-- start Entries shown --

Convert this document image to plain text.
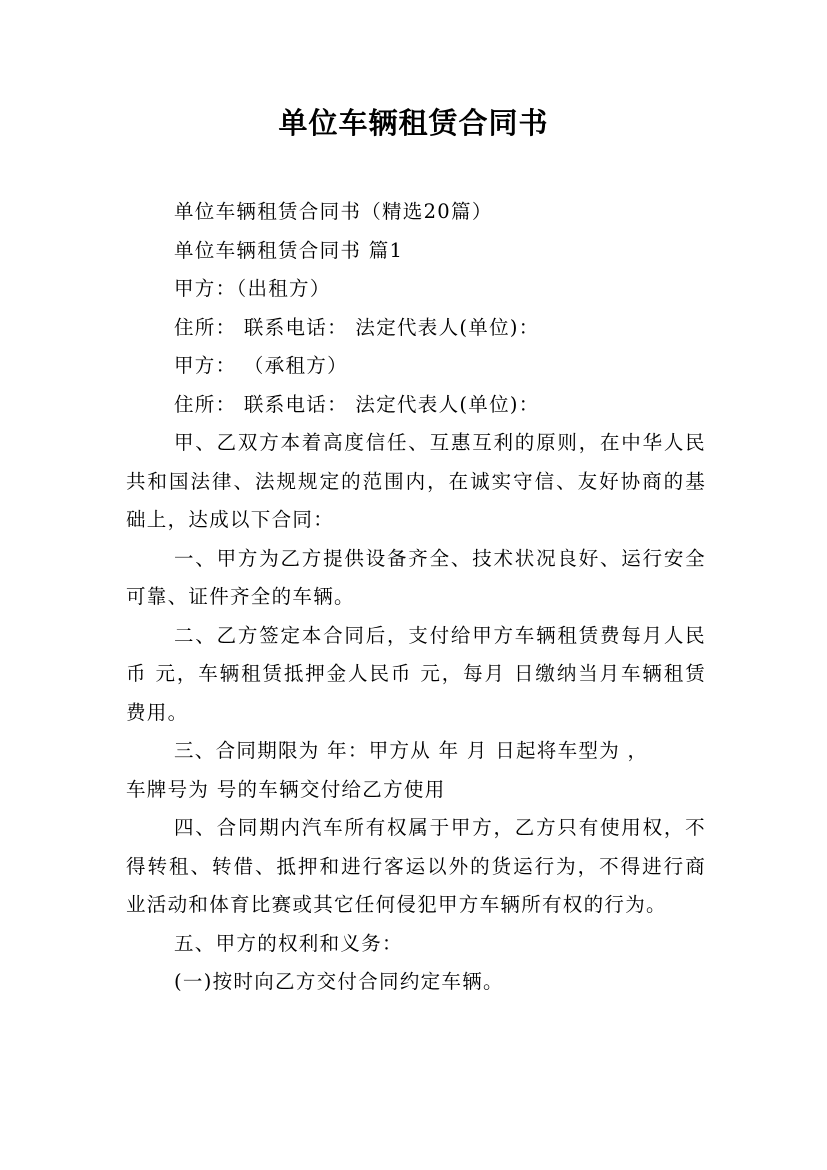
单位车辆租赁合同书

单位车辆租赁合同书（精选20篇）

单位车辆租赁合同书 篇1

甲方：（出租方）

住所： 联系电话： 法定代表人(单位)：

甲方： （承租方）

住所： 联系电话： 法定代表人(单位)：

甲、乙双方本着高度信任、互惠互利的原则，在中华人民共和国法律、法规规定的范围内，在诚实守信、友好协商的基础上，达成以下合同：

一、甲方为乙方提供设备齐全、技术状况良好、运行安全可靠、证件齐全的车辆。

二、乙方签定本合同后，支付给甲方车辆租赁费每月人民币 元，车辆租赁抵押金人民币 元，每月 日缴纳当月车辆租赁费用。

三、合同期限为 年：甲方从 年 月 日起将车型为 ，

车牌号为 号的车辆交付给乙方使用

四、合同期内汽车所有权属于甲方，乙方只有使用权，不得转租、转借、抵押和进行客运以外的货运行为，不得进行商业活动和体育比赛或其它任何侵犯甲方车辆所有权的行为。

五、甲方的权利和义务：

(一)按时向乙方交付合同约定车辆。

-- end Entries shown --

:: What is needed ::
Restate the records above in full, word for word. Keep pictures out.

:: Solution ::
Convert this document image to plain text.
单位车辆租赁合同书

单位车辆租赁合同书（精选20篇）

单位车辆租赁合同书 篇1

甲方：（出租方）

住所： 联系电话： 法定代表人(单位)：

甲方： （承租方）

住所： 联系电话： 法定代表人(单位)：

甲、乙双方本着高度信任、互惠互利的原则，在中华人民共和国法律、法规规定的范围内，在诚实守信、友好协商的基础上，达成以下合同：

一、甲方为乙方提供设备齐全、技术状况良好、运行安全可靠、证件齐全的车辆。

二、乙方签定本合同后，支付给甲方车辆租赁费每月人民币 元，车辆租赁抵押金人民币 元，每月 日缴纳当月车辆租赁费用。

三、合同期限为 年：甲方从 年 月 日起将车型为 ，

车牌号为 号的车辆交付给乙方使用

四、合同期内汽车所有权属于甲方，乙方只有使用权，不得转租、转借、抵押和进行客运以外的货运行为，不得进行商业活动和体育比赛或其它任何侵犯甲方车辆所有权的行为。

五、甲方的权利和义务：

(一)按时向乙方交付合同约定车辆。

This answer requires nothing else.